--- begin GIVEN ENTRIES ---

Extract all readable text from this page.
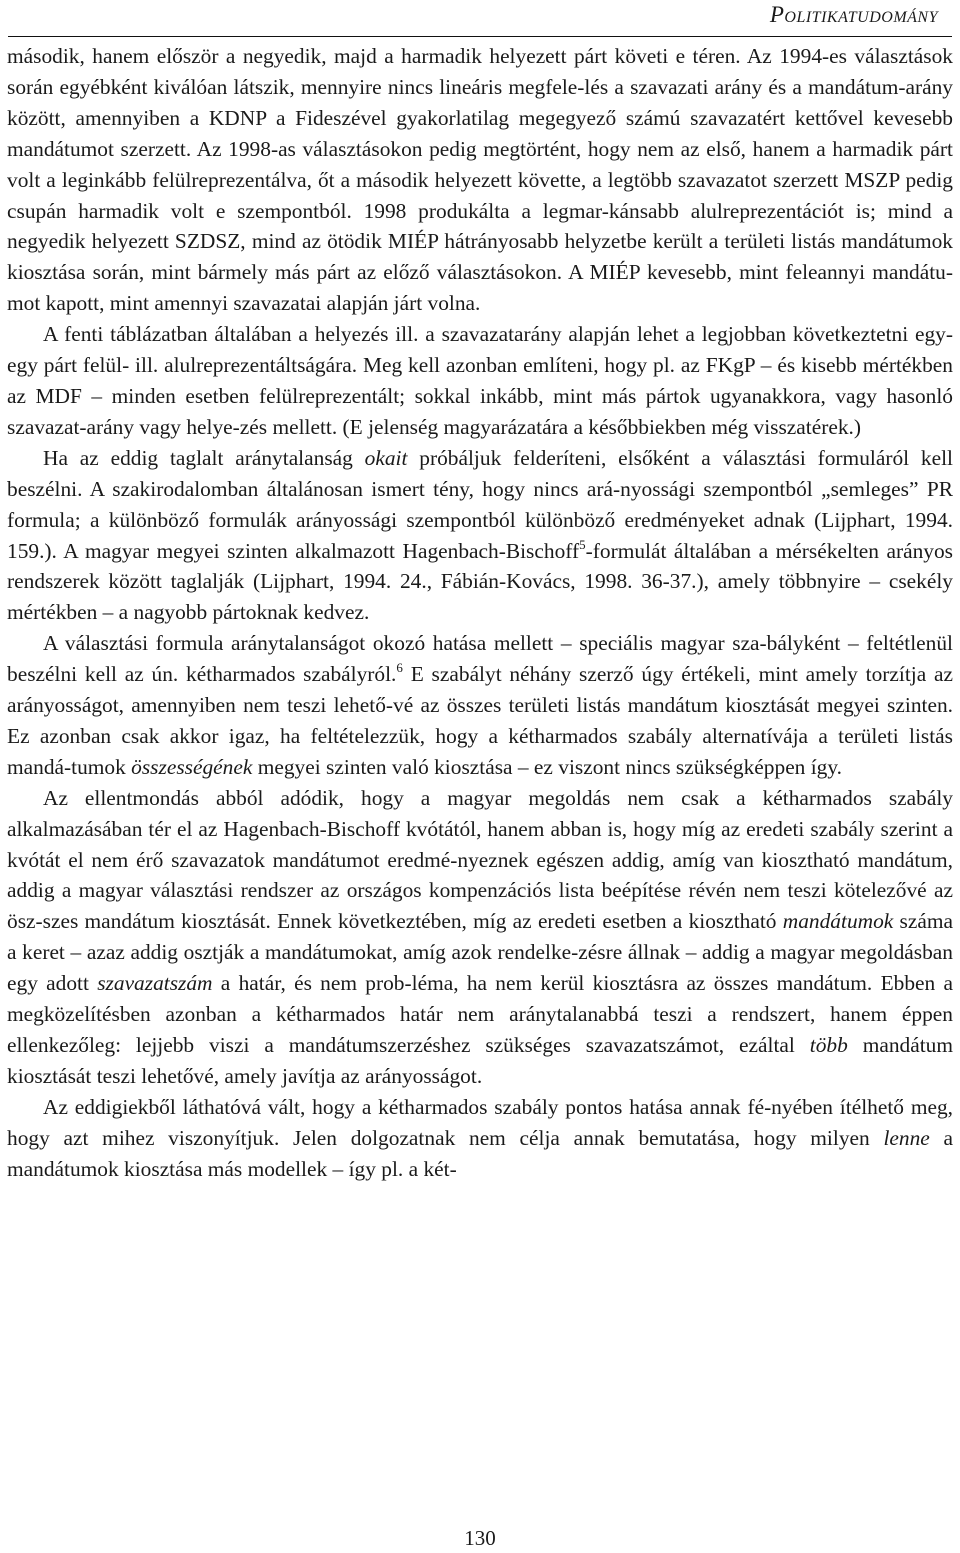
Politikatudomány

második, hanem először a negyedik, majd a harmadik helyezett párt követi e téren. Az 1994-es választások során egyébként kiválóan látszik, mennyire nincs lineáris megfele-lés a szavazati arány és a mandátum-arány között, amennyiben a KDNP a Fideszével gyakorlatilag megegyező számú szavazatért kettővel kevesebb mandátumot szerzett. Az 1998-as választásokon pedig megtörtént, hogy nem az első, hanem a harmadik párt volt a leginkább felülreprezentálva, őt a második helyezett követte, a legtöbb szavazatot szerzett MSZP pedig csupán harmadik volt e szempontból. 1998 produkálta a legmar-kánsabb alulreprezentációt is; mind a negyedik helyezett SZDSZ, mind az ötödik MIÉP hátrányosabb helyzetbe került a területi listás mandátumok kiosztása során, mint bármely más párt az előző választásokon. A MIÉP kevesebb, mint feleannyi mandátu-mot kapott, mint amennyi szavazatai alapján járt volna.

A fenti táblázatban általában a helyezés ill. a szavazatarány alapján lehet a legjobban következtetni egy-egy párt felül- ill. alulreprezentáltságára. Meg kell azonban említeni, hogy pl. az FKgP – és kisebb mértékben az MDF – minden esetben felülreprezentált; sokkal inkább, mint más pártok ugyanakkora, vagy hasonló szavazat-arány vagy helye-zés mellett. (E jelenség magyarázatára a későbbiekben még visszatérek.)

Ha az eddig taglalt aránytalanság okait próbáljuk felderíteni, elsőként a választási formuláról kell beszélni. A szakirodalomban általánosan ismert tény, hogy nincs ará-nyossági szempontból „semleges” PR formula; a különböző formulák arányossági szempontból különböző eredményeket adnak (Lijphart, 1994. 159.). A magyar megyei szinten alkalmazott Hagenbach-Bischoff$^5$-formulát általában a mérsékelten arányos rendszerek között taglalják (Lijphart, 1994. 24., Fábián-Kovács, 1998. 36-37.), amely többnyire – csekély mértékben – a nagyobb pártoknak kedvez.

A választási formula aránytalanságot okozó hatása mellett – speciális magyar sza-bályként – feltétlenül beszélni kell az ún. kétharmados szabályról.$^6$ E szabályt néhány szerző úgy értékeli, mint amely torzítja az arányosságot, amennyiben nem teszi lehető-vé az összes területi listás mandátum kiosztását megyei szinten. Ez azonban csak akkor igaz, ha feltételezzük, hogy a kétharmados szabály alternatívája a területi listás mandá-tumok összességének megyei szinten való kiosztása – ez viszont nincs szükségképpen így.

Az ellentmondás abból adódik, hogy a magyar megoldás nem csak a kétharmados szabály alkalmazásában tér el az Hagenbach-Bischoff kvótától, hanem abban is, hogy míg az eredeti szabály szerint a kvótát el nem érő szavazatok mandátumot eredmé-nyeznek egészen addig, amíg van kiosztható mandátum, addig a magyar választási rendszer az országos kompenzációs lista beépítése révén nem teszi kötelezővé az ösz-szes mandátum kiosztását. Ennek következtében, míg az eredeti esetben a kiosztható mandátumok száma a keret – azaz addig osztják a mandátumokat, amíg azok rendelke-zésre állnak – addig a magyar megoldásban egy adott szavazatszám a határ, és nem prob-léma, ha nem kerül kiosztásra az összes mandátum. Ebben a megközelítésben azonban a kétharmados határ nem aránytalanabbá teszi a rendszert, hanem éppen ellenkezőleg: lejjebb viszi a mandátumszerzéshez szükséges szavazatszámot, ezáltal több mandátum kiosztását teszi lehetővé, amely javítja az arányosságot.

Az eddigiekből láthatóvá vált, hogy a kétharmados szabály pontos hatása annak fé-nyében ítélhető meg, hogy azt mihez viszonyítjuk. Jelen dolgozatnak nem célja annak bemutatása, hogy milyen lenne a mandátumok kiosztása más modellek – így pl. a két-

130
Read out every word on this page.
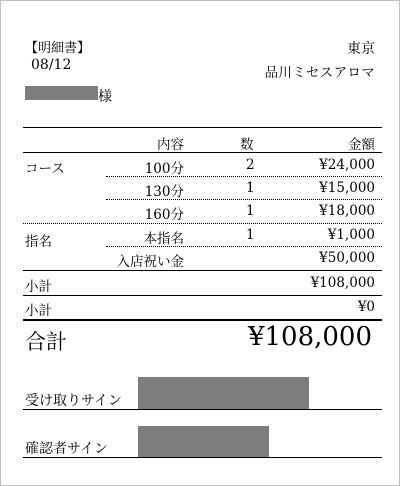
【明細書】
08/12
東京
品川ミセスアロマ
様
内容	数	金額
コース	100分	2	¥24,000
130分	1	¥15,000
160分	1	¥18,000
指名	本指名	1	¥1,000
入店祝い金	¥50,000
小計	¥108,000
小計	¥0
合計	¥108,000
受け取りサイン
確認者サイン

--- end GIVEN ENTRIES ---

▸ **SET EXERCISE**: Write the records above out again exactly, with no pictures in your copy.

▸ **THE OUTPUT**:
Extract all readable text from this page.
Politikatudomány

második, hanem először a negyedik, majd a harmadik helyezett párt követi e téren. Az 1994-es választások során egyébként kiválóan látszik, mennyire nincs lineáris megfele-lés a szavazati arány és a mandátum-arány között, amennyiben a KDNP a Fideszével gyakorlatilag megegyező számú szavazatért kettővel kevesebb mandátumot szerzett. Az 1998-as választásokon pedig megtörtént, hogy nem az első, hanem a harmadik párt volt a leginkább felülreprezentálva, őt a második helyezett követte, a legtöbb szavazatot szerzett MSZP pedig csupán harmadik volt e szempontból. 1998 produkálta a legmar-kánsabb alulreprezentációt is; mind a negyedik helyezett SZDSZ, mind az ötödik MIÉP hátrányosabb helyzetbe került a területi listás mandátumok kiosztása során, mint bármely más párt az előző választásokon. A MIÉP kevesebb, mint feleannyi mandátu-mot kapott, mint amennyi szavazatai alapján járt volna.

A fenti táblázatban általában a helyezés ill. a szavazatarány alapján lehet a legjobban következtetni egy-egy párt felül- ill. alulreprezentáltságára. Meg kell azonban említeni, hogy pl. az FKgP – és kisebb mértékben az MDF – minden esetben felülreprezentált; sokkal inkább, mint más pártok ugyanakkora, vagy hasonló szavazat-arány vagy helye-zés mellett. (E jelenség magyarázatára a későbbiekben még visszatérek.)

Ha az eddig taglalt aránytalanság okait próbáljuk felderíteni, elsőként a választási formuláról kell beszélni. A szakirodalomban általánosan ismert tény, hogy nincs ará-nyossági szempontból „semleges” PR formula; a különböző formulák arányossági szempontból különböző eredményeket adnak (Lijphart, 1994. 159.). A magyar megyei szinten alkalmazott Hagenbach-Bischoff$^5$-formulát általában a mérsékelten arányos rendszerek között taglalják (Lijphart, 1994. 24., Fábián-Kovács, 1998. 36-37.), amely többnyire – csekély mértékben – a nagyobb pártoknak kedvez.

A választási formula aránytalanságot okozó hatása mellett – speciális magyar sza-bályként – feltétlenül beszélni kell az ún. kétharmados szabályról.$^6$ E szabályt néhány szerző úgy értékeli, mint amely torzítja az arányosságot, amennyiben nem teszi lehető-vé az összes területi listás mandátum kiosztását megyei szinten. Ez azonban csak akkor igaz, ha feltételezzük, hogy a kétharmados szabály alternatívája a területi listás mandá-tumok összességének megyei szinten való kiosztása – ez viszont nincs szükségképpen így.

Az ellentmondás abból adódik, hogy a magyar megoldás nem csak a kétharmados szabály alkalmazásában tér el az Hagenbach-Bischoff kvótától, hanem abban is, hogy míg az eredeti szabály szerint a kvótát el nem érő szavazatok mandátumot eredmé-nyeznek egészen addig, amíg van kiosztható mandátum, addig a magyar választási rendszer az országos kompenzációs lista beépítése révén nem teszi kötelezővé az ösz-szes mandátum kiosztását. Ennek következtében, míg az eredeti esetben a kiosztható mandátumok száma a keret – azaz addig osztják a mandátumokat, amíg azok rendelke-zésre állnak – addig a magyar megoldásban egy adott szavazatszám a határ, és nem prob-léma, ha nem kerül kiosztásra az összes mandátum. Ebben a megközelítésben azonban a kétharmados határ nem aránytalanabbá teszi a rendszert, hanem éppen ellenkezőleg: lejjebb viszi a mandátumszerzéshez szükséges szavazatszámot, ezáltal több mandátum kiosztását teszi lehetővé, amely javítja az arányosságot.

Az eddigiekből láthatóvá vált, hogy a kétharmados szabály pontos hatása annak fé-nyében ítélhető meg, hogy azt mihez viszonyítjuk. Jelen dolgozatnak nem célja annak bemutatása, hogy milyen lenne a mandátumok kiosztása más modellek – így pl. a két-

130
Read out every word on this page.
【明細書】
08/12
東京
品川ミセスアロマ
様
内容	数	金額
コース	100分	2	¥24,000
130分	1	¥15,000
160分	1	¥18,000
指名	本指名	1	¥1,000
入店祝い金	¥50,000
小計	¥108,000
小計	¥0
合計	¥108,000
受け取りサイン
確認者サイン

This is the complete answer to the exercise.